• [WORK TO COMPLETE] Print out the material that follows word for word.

• [EXCERPTED RECORDS]
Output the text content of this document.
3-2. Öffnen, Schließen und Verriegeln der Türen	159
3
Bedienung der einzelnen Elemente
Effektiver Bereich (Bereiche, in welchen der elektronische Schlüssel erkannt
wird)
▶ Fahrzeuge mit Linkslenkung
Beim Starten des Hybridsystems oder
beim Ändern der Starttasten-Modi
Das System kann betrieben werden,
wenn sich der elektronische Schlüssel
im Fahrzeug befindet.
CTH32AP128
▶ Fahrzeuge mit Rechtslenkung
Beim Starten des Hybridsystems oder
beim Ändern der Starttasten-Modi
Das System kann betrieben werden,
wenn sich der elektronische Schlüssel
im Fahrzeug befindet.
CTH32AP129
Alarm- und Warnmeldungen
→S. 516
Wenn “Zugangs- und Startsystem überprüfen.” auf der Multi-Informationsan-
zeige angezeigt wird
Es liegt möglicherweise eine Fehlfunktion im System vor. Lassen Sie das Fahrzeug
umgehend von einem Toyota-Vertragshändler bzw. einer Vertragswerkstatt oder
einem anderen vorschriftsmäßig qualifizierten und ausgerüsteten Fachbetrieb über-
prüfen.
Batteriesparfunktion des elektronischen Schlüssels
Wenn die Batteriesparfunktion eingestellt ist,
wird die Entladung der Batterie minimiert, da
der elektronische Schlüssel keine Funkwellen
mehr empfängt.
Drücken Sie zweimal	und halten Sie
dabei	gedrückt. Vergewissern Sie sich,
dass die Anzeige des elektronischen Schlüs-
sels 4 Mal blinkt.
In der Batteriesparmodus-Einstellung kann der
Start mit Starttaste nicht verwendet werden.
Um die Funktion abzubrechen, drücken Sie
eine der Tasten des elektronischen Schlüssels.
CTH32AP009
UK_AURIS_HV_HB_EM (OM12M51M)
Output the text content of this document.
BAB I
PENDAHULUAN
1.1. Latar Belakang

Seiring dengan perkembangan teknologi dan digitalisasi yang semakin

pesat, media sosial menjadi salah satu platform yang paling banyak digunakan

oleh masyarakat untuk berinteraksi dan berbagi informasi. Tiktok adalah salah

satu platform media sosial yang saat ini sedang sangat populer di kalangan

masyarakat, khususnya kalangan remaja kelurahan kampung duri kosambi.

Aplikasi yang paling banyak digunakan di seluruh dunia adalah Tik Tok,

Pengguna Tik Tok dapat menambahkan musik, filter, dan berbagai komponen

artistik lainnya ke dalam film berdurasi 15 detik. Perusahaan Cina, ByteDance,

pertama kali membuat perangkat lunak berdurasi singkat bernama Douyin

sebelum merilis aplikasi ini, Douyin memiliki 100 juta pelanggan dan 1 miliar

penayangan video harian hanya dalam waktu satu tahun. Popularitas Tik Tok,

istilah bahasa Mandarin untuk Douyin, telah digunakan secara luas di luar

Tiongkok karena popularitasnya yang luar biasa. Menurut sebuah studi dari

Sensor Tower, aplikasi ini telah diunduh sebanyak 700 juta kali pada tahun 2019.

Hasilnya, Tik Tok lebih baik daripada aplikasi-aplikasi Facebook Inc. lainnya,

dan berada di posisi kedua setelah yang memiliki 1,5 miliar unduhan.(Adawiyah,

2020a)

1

• [ANSWER TO THE EXERCISE]
Output the text content of this document.
3-2. Öffnen, Schließen und Verriegeln der Türen	159
3
Bedienung der einzelnen Elemente
Effektiver Bereich (Bereiche, in welchen der elektronische Schlüssel erkannt
wird)
▶ Fahrzeuge mit Linkslenkung
Beim Starten des Hybridsystems oder
beim Ändern der Starttasten-Modi
Das System kann betrieben werden,
wenn sich der elektronische Schlüssel
im Fahrzeug befindet.
CTH32AP128
▶ Fahrzeuge mit Rechtslenkung
Beim Starten des Hybridsystems oder
beim Ändern der Starttasten-Modi
Das System kann betrieben werden,
wenn sich der elektronische Schlüssel
im Fahrzeug befindet.
CTH32AP129
Alarm- und Warnmeldungen
→S. 516
Wenn “Zugangs- und Startsystem überprüfen.” auf der Multi-Informationsan-
zeige angezeigt wird
Es liegt möglicherweise eine Fehlfunktion im System vor. Lassen Sie das Fahrzeug
umgehend von einem Toyota-Vertragshändler bzw. einer Vertragswerkstatt oder
einem anderen vorschriftsmäßig qualifizierten und ausgerüsteten Fachbetrieb über-
prüfen.
Batteriesparfunktion des elektronischen Schlüssels
Wenn die Batteriesparfunktion eingestellt ist,
wird die Entladung der Batterie minimiert, da
der elektronische Schlüssel keine Funkwellen
mehr empfängt.
Drücken Sie zweimal	und halten Sie
dabei	gedrückt. Vergewissern Sie sich,
dass die Anzeige des elektronischen Schlüs-
sels 4 Mal blinkt.
In der Batteriesparmodus-Einstellung kann der
Start mit Starttaste nicht verwendet werden.
Um die Funktion abzubrechen, drücken Sie
eine der Tasten des elektronischen Schlüssels.
CTH32AP009
UK_AURIS_HV_HB_EM (OM12M51M)
Output the text content of this document.
BAB I
PENDAHULUAN
1.1. Latar Belakang

Seiring dengan perkembangan teknologi dan digitalisasi yang semakin

pesat, media sosial menjadi salah satu platform yang paling banyak digunakan

oleh masyarakat untuk berinteraksi dan berbagi informasi. Tiktok adalah salah

satu platform media sosial yang saat ini sedang sangat populer di kalangan

masyarakat, khususnya kalangan remaja kelurahan kampung duri kosambi.

Aplikasi yang paling banyak digunakan di seluruh dunia adalah Tik Tok,

Pengguna Tik Tok dapat menambahkan musik, filter, dan berbagai komponen

artistik lainnya ke dalam film berdurasi 15 detik. Perusahaan Cina, ByteDance,

pertama kali membuat perangkat lunak berdurasi singkat bernama Douyin

sebelum merilis aplikasi ini, Douyin memiliki 100 juta pelanggan dan 1 miliar

penayangan video harian hanya dalam waktu satu tahun. Popularitas Tik Tok,

istilah bahasa Mandarin untuk Douyin, telah digunakan secara luas di luar

Tiongkok karena popularitasnya yang luar biasa. Menurut sebuah studi dari

Sensor Tower, aplikasi ini telah diunduh sebanyak 700 juta kali pada tahun 2019.

Hasilnya, Tik Tok lebih baik daripada aplikasi-aplikasi Facebook Inc. lainnya,

dan berada di posisi kedua setelah yang memiliki 1,5 miliar unduhan.(Adawiyah,

2020a)

1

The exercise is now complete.